• **Prompt**: Every record below should be printed exactly as given.

** BEGIN Data for this exercise **

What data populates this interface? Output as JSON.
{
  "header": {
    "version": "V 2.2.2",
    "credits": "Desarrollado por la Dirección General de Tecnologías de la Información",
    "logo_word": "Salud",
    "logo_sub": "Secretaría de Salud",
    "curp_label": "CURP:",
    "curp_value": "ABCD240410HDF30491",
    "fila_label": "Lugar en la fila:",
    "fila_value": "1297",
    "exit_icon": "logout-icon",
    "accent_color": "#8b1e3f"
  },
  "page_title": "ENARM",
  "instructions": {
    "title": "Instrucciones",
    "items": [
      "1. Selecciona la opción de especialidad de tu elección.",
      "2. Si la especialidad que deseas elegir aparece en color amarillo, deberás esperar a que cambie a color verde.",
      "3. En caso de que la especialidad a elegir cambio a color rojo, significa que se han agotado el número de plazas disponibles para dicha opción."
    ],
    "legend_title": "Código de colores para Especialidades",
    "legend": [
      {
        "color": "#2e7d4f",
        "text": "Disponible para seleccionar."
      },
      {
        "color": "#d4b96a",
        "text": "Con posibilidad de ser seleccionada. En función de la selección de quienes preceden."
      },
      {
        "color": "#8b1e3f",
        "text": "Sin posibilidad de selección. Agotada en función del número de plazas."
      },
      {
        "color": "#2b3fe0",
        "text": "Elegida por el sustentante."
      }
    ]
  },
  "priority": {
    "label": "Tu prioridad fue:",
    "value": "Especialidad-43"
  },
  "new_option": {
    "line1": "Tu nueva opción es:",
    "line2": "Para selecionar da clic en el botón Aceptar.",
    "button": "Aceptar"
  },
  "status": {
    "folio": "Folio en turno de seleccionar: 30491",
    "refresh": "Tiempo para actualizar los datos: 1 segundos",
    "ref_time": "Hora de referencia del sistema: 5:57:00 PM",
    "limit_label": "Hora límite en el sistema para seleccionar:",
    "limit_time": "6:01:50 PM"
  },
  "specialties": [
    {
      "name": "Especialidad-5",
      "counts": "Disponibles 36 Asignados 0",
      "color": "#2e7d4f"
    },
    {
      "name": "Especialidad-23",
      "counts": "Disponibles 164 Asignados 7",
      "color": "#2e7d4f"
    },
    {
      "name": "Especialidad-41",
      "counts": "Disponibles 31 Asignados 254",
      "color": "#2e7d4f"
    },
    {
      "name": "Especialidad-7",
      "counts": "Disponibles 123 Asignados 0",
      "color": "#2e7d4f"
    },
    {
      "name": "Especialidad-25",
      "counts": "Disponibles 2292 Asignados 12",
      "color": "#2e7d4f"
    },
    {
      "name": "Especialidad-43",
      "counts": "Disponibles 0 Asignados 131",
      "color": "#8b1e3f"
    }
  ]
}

** END Data for this exercise **

• **Output of the task**:
What data populates this interface? Output as JSON.
{
  "header": {
    "version": "V 2.2.2",
    "credits": "Desarrollado por la Dirección General de Tecnologías de la Información",
    "logo_word": "Salud",
    "logo_sub": "Secretaría de Salud",
    "curp_label": "CURP:",
    "curp_value": "ABCD240410HDF30491",
    "fila_label": "Lugar en la fila:",
    "fila_value": "1297",
    "exit_icon": "logout-icon",
    "accent_color": "#8b1e3f"
  },
  "page_title": "ENARM",
  "instructions": {
    "title": "Instrucciones",
    "items": [
      "1. Selecciona la opción de especialidad de tu elección.",
      "2. Si la especialidad que deseas elegir aparece en color amarillo, deberás esperar a que cambie a color verde.",
      "3. En caso de que la especialidad a elegir cambio a color rojo, significa que se han agotado el número de plazas disponibles para dicha opción."
    ],
    "legend_title": "Código de colores para Especialidades",
    "legend": [
      {
        "color": "#2e7d4f",
        "text": "Disponible para seleccionar."
      },
      {
        "color": "#d4b96a",
        "text": "Con posibilidad de ser seleccionada. En función de la selección de quienes preceden."
      },
      {
        "color": "#8b1e3f",
        "text": "Sin posibilidad de selección. Agotada en función del número de plazas."
      },
      {
        "color": "#2b3fe0",
        "text": "Elegida por el sustentante."
      }
    ]
  },
  "priority": {
    "label": "Tu prioridad fue:",
    "value": "Especialidad-43"
  },
  "new_option": {
    "line1": "Tu nueva opción es:",
    "line2": "Para selecionar da clic en el botón Aceptar.",
    "button": "Aceptar"
  },
  "status": {
    "folio": "Folio en turno de seleccionar: 30491",
    "refresh": "Tiempo para actualizar los datos: 1 segundos",
    "ref_time": "Hora de referencia del sistema: 5:57:00 PM",
    "limit_label": "Hora límite en el sistema para seleccionar:",
    "limit_time": "6:01:50 PM"
  },
  "specialties": [
    {
      "name": "Especialidad-5",
      "counts": "Disponibles 36 Asignados 0",
      "color": "#2e7d4f"
    },
    {
      "name": "Especialidad-23",
      "counts": "Disponibles 164 Asignados 7",
      "color": "#2e7d4f"
    },
    {
      "name": "Especialidad-41",
      "counts": "Disponibles 31 Asignados 254",
      "color": "#2e7d4f"
    },
    {
      "name": "Especialidad-7",
      "counts": "Disponibles 123 Asignados 0",
      "color": "#2e7d4f"
    },
    {
      "name": "Especialidad-25",
      "counts": "Disponibles 2292 Asignados 12",
      "color": "#2e7d4f"
    },
    {
      "name": "Especialidad-43",
      "counts": "Disponibles 0 Asignados 131",
      "color": "#8b1e3f"
    }
  ]
}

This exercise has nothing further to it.